**Challenge:**
Copy exactly the lines from the one containing "What text is on this page?" through the last line of the records below, including both, and leave out any pictures.

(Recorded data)
--*--

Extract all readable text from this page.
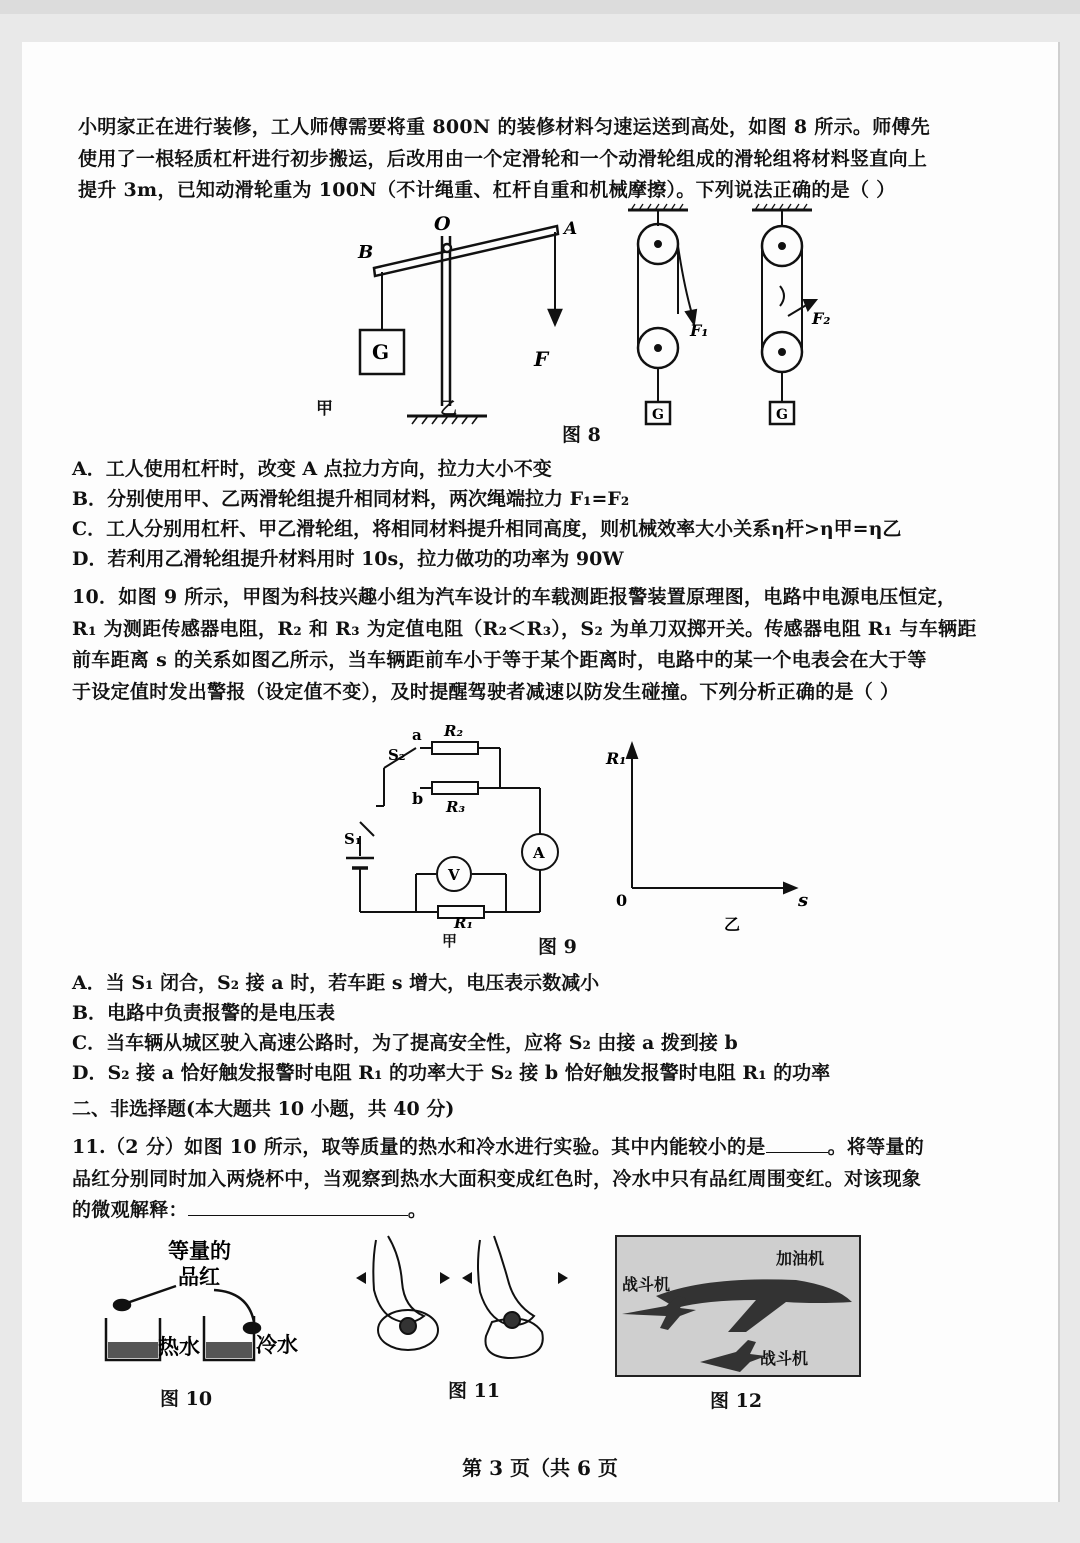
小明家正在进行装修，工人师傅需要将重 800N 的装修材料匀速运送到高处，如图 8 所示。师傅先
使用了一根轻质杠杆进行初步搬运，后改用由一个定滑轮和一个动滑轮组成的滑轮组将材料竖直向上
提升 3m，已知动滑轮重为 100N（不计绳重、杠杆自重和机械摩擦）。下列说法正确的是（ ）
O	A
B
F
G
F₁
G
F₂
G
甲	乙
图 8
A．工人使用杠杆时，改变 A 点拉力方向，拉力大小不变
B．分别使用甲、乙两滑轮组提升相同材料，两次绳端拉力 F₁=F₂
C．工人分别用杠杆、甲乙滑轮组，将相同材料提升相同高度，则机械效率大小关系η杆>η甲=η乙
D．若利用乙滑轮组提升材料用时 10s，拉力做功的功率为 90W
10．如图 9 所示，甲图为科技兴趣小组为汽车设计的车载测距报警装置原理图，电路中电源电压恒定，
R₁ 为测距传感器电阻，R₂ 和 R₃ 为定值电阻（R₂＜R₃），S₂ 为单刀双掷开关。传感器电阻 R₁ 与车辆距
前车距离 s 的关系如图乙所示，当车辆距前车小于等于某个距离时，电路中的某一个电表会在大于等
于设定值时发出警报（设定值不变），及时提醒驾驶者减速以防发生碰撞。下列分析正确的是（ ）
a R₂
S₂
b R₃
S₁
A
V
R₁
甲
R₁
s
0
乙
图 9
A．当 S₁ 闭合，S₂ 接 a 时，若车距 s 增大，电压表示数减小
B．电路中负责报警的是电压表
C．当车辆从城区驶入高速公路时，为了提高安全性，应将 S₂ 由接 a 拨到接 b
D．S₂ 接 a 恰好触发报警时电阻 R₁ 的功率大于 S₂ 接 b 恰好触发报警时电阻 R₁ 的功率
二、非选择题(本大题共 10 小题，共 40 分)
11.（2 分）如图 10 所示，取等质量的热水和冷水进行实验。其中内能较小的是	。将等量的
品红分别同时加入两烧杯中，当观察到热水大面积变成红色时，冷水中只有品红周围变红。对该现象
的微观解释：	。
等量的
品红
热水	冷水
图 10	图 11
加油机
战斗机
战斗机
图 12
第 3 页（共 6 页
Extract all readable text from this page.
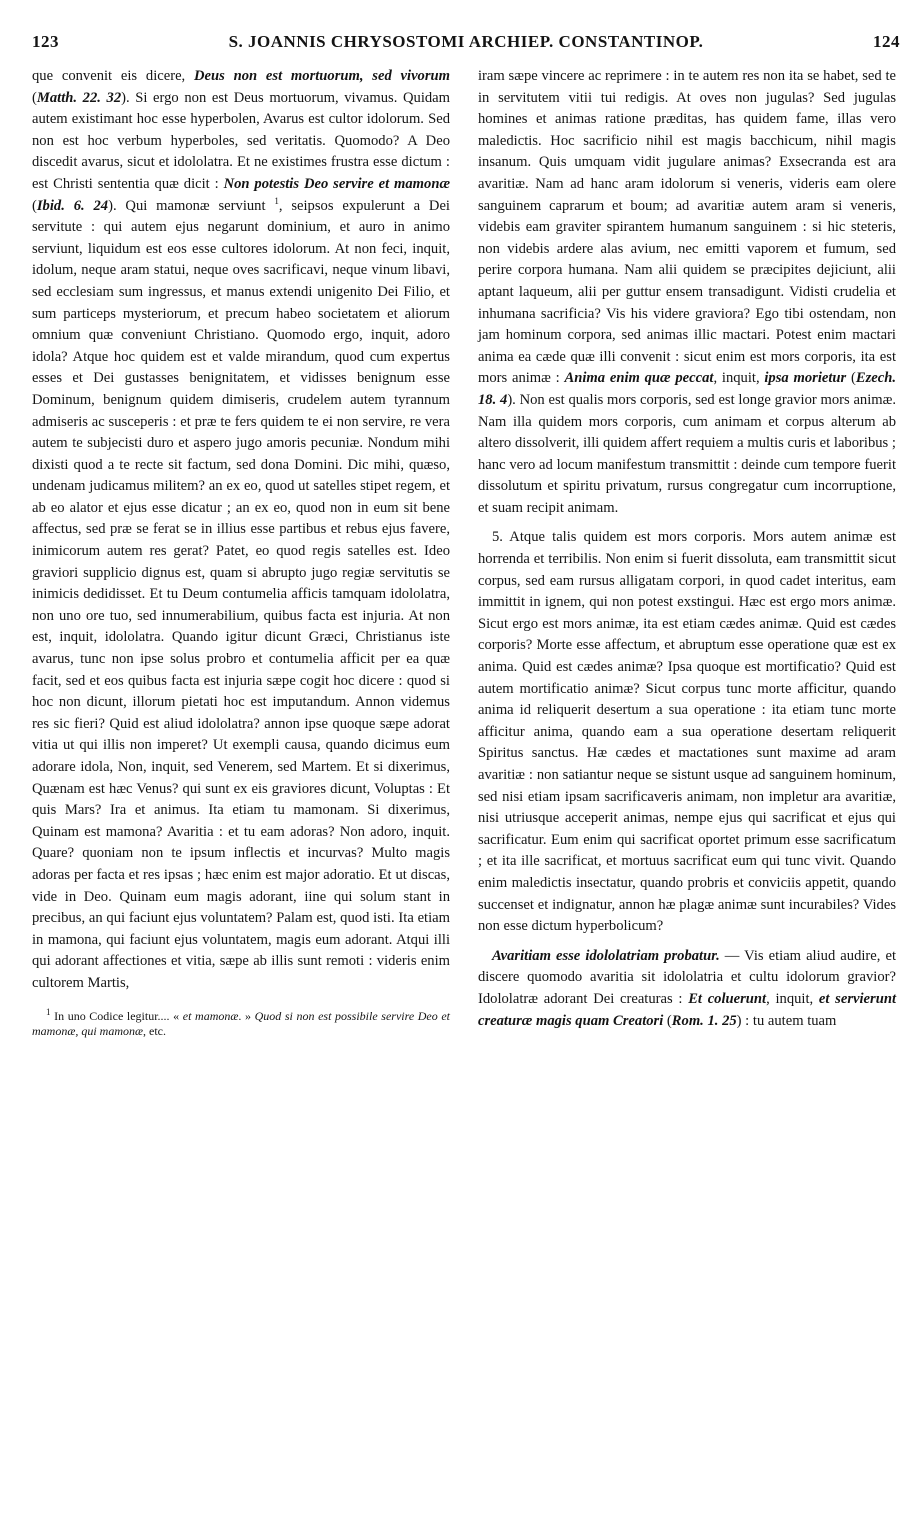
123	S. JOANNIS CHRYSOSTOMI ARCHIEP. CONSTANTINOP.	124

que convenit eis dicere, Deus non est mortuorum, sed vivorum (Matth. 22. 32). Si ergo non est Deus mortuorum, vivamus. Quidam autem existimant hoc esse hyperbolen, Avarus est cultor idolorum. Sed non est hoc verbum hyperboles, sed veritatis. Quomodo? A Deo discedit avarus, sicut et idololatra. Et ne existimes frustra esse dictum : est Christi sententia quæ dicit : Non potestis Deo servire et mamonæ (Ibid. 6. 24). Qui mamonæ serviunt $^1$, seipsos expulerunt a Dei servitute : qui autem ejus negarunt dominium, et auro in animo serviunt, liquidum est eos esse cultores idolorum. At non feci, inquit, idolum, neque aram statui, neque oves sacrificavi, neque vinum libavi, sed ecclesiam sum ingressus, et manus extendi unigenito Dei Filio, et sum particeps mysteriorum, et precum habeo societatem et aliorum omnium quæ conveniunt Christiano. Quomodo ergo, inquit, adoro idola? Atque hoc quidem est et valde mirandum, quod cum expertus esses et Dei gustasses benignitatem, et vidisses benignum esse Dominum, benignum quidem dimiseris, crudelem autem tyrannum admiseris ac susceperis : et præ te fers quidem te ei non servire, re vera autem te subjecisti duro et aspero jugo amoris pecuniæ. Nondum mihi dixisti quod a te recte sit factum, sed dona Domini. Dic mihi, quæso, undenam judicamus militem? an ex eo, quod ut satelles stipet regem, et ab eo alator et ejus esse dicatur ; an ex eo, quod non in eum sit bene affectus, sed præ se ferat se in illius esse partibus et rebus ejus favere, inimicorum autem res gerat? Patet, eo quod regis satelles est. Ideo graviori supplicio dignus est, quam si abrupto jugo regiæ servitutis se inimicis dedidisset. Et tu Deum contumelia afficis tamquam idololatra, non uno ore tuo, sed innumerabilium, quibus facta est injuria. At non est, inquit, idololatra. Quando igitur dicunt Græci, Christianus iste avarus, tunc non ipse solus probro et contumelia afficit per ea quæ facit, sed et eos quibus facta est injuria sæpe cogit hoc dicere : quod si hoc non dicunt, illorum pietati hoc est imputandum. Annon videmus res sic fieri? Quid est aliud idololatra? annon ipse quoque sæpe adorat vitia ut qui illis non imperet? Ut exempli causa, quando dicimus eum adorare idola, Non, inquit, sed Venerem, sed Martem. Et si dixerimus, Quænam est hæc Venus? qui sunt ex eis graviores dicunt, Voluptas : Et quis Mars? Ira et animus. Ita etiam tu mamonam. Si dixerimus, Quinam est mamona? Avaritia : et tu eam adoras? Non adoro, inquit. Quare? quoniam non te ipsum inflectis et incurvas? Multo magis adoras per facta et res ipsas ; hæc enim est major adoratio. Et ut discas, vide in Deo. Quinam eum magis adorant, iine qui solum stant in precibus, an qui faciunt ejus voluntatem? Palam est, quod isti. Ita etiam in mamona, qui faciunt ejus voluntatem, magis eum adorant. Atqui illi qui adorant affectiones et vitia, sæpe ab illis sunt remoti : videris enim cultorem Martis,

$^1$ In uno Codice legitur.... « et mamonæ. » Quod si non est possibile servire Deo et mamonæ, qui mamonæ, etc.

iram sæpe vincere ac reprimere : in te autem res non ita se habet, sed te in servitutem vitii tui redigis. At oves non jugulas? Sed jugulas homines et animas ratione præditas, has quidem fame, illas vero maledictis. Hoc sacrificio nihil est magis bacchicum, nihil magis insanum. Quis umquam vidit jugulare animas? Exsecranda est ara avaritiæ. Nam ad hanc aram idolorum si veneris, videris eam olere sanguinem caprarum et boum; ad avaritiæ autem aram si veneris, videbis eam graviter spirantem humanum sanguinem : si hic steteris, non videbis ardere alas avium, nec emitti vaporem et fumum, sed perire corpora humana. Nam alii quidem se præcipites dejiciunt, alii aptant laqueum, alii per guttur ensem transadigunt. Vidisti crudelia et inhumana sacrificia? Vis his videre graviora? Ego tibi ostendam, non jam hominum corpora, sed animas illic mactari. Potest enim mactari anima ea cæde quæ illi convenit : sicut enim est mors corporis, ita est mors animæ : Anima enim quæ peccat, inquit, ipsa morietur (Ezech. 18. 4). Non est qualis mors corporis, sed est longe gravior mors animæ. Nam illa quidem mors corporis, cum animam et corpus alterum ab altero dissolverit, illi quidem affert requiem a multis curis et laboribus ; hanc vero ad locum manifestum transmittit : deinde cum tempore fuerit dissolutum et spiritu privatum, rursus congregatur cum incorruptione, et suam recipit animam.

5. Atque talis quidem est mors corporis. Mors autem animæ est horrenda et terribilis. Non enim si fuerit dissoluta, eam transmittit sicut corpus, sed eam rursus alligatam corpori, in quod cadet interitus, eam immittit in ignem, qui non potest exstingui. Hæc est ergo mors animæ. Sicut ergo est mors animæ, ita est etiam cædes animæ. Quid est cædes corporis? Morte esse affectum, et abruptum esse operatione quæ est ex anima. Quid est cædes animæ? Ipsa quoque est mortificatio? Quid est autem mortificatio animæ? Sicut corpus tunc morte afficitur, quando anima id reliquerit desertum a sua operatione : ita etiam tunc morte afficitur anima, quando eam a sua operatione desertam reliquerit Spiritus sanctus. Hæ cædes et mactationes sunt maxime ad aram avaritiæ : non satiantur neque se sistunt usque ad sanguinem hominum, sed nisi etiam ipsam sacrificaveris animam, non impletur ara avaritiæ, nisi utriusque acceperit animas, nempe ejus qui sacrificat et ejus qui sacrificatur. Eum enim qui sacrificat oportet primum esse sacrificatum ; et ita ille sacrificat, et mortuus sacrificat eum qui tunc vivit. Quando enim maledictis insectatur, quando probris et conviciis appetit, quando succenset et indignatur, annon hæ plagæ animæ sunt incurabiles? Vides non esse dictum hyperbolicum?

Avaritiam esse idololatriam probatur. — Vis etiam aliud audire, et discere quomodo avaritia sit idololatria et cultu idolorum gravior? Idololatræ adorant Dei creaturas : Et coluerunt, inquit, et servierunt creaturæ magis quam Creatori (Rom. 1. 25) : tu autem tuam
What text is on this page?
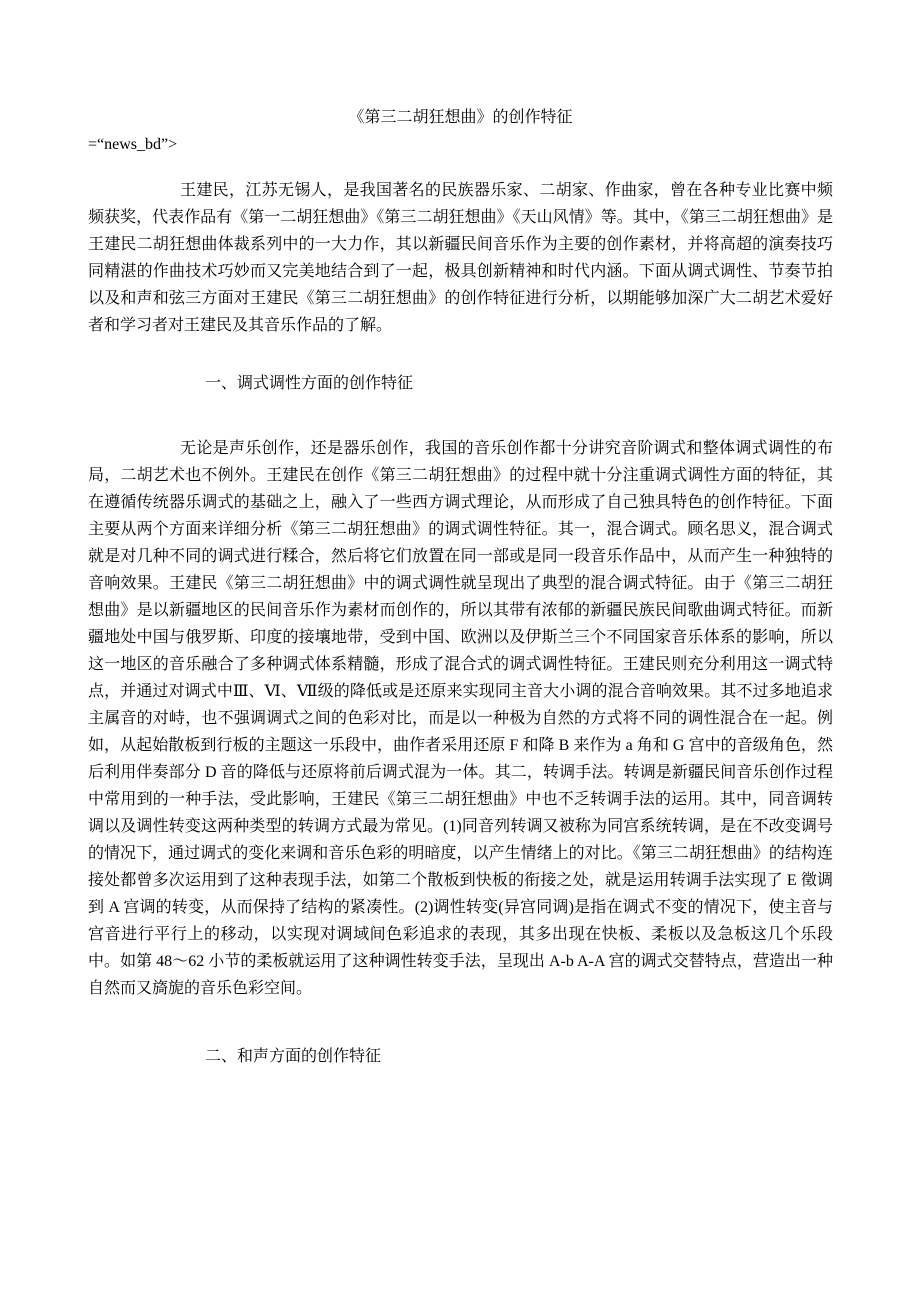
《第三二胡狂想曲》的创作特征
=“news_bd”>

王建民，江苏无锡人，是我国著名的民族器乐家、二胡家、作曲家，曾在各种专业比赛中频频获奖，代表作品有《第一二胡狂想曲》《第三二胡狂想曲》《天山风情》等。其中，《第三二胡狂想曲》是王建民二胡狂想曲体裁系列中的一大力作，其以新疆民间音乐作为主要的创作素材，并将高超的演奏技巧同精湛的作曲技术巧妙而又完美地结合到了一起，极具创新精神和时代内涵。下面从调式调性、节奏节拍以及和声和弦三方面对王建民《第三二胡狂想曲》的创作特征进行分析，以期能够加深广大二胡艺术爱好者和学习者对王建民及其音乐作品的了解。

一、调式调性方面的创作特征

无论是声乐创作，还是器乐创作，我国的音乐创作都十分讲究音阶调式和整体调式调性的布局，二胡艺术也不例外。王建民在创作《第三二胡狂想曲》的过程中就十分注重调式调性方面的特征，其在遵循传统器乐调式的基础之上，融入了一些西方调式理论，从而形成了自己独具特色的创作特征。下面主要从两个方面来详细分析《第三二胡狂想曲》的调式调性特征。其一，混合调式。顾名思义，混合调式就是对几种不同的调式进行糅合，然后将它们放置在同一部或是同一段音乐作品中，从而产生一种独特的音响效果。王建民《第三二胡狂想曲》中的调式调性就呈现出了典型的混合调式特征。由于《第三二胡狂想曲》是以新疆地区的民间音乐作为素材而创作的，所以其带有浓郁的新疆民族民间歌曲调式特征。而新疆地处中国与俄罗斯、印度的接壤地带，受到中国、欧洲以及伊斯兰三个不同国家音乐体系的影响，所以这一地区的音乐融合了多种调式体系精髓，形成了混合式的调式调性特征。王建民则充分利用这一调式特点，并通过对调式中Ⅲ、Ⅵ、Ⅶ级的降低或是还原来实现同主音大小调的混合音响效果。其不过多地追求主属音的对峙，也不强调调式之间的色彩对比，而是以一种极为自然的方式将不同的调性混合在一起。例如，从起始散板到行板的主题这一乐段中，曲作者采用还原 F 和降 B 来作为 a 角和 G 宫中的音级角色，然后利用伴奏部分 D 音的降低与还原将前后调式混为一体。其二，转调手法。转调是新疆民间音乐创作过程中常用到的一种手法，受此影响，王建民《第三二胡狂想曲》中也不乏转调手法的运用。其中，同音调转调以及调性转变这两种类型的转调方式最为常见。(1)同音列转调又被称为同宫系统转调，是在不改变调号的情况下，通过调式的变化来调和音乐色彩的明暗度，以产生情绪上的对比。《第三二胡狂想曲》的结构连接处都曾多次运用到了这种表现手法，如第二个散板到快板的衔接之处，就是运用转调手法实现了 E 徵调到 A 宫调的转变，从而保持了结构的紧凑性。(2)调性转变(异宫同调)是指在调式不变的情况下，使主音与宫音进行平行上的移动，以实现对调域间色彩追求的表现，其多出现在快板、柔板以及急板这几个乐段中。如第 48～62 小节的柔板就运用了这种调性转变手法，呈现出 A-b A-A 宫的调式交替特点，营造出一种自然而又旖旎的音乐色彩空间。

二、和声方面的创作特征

--*--

**Written answer:**
What text is on this page?
《第三二胡狂想曲》的创作特征
=“news_bd”>

王建民，江苏无锡人，是我国著名的民族器乐家、二胡家、作曲家，曾在各种专业比赛中频频获奖，代表作品有《第一二胡狂想曲》《第三二胡狂想曲》《天山风情》等。其中，《第三二胡狂想曲》是王建民二胡狂想曲体裁系列中的一大力作，其以新疆民间音乐作为主要的创作素材，并将高超的演奏技巧同精湛的作曲技术巧妙而又完美地结合到了一起，极具创新精神和时代内涵。下面从调式调性、节奏节拍以及和声和弦三方面对王建民《第三二胡狂想曲》的创作特征进行分析，以期能够加深广大二胡艺术爱好者和学习者对王建民及其音乐作品的了解。

一、调式调性方面的创作特征

无论是声乐创作，还是器乐创作，我国的音乐创作都十分讲究音阶调式和整体调式调性的布局，二胡艺术也不例外。王建民在创作《第三二胡狂想曲》的过程中就十分注重调式调性方面的特征，其在遵循传统器乐调式的基础之上，融入了一些西方调式理论，从而形成了自己独具特色的创作特征。下面主要从两个方面来详细分析《第三二胡狂想曲》的调式调性特征。其一，混合调式。顾名思义，混合调式就是对几种不同的调式进行糅合，然后将它们放置在同一部或是同一段音乐作品中，从而产生一种独特的音响效果。王建民《第三二胡狂想曲》中的调式调性就呈现出了典型的混合调式特征。由于《第三二胡狂想曲》是以新疆地区的民间音乐作为素材而创作的，所以其带有浓郁的新疆民族民间歌曲调式特征。而新疆地处中国与俄罗斯、印度的接壤地带，受到中国、欧洲以及伊斯兰三个不同国家音乐体系的影响，所以这一地区的音乐融合了多种调式体系精髓，形成了混合式的调式调性特征。王建民则充分利用这一调式特点，并通过对调式中Ⅲ、Ⅵ、Ⅶ级的降低或是还原来实现同主音大小调的混合音响效果。其不过多地追求主属音的对峙，也不强调调式之间的色彩对比，而是以一种极为自然的方式将不同的调性混合在一起。例如，从起始散板到行板的主题这一乐段中，曲作者采用还原 F 和降 B 来作为 a 角和 G 宫中的音级角色，然后利用伴奏部分 D 音的降低与还原将前后调式混为一体。其二，转调手法。转调是新疆民间音乐创作过程中常用到的一种手法，受此影响，王建民《第三二胡狂想曲》中也不乏转调手法的运用。其中，同音调转调以及调性转变这两种类型的转调方式最为常见。(1)同音列转调又被称为同宫系统转调，是在不改变调号的情况下，通过调式的变化来调和音乐色彩的明暗度，以产生情绪上的对比。《第三二胡狂想曲》的结构连接处都曾多次运用到了这种表现手法，如第二个散板到快板的衔接之处，就是运用转调手法实现了 E 徵调到 A 宫调的转变，从而保持了结构的紧凑性。(2)调性转变(异宫同调)是指在调式不变的情况下，使主音与宫音进行平行上的移动，以实现对调域间色彩追求的表现，其多出现在快板、柔板以及急板这几个乐段中。如第 48～62 小节的柔板就运用了这种调性转变手法，呈现出 A-b A-A 宫的调式交替特点，营造出一种自然而又旖旎的音乐色彩空间。

二、和声方面的创作特征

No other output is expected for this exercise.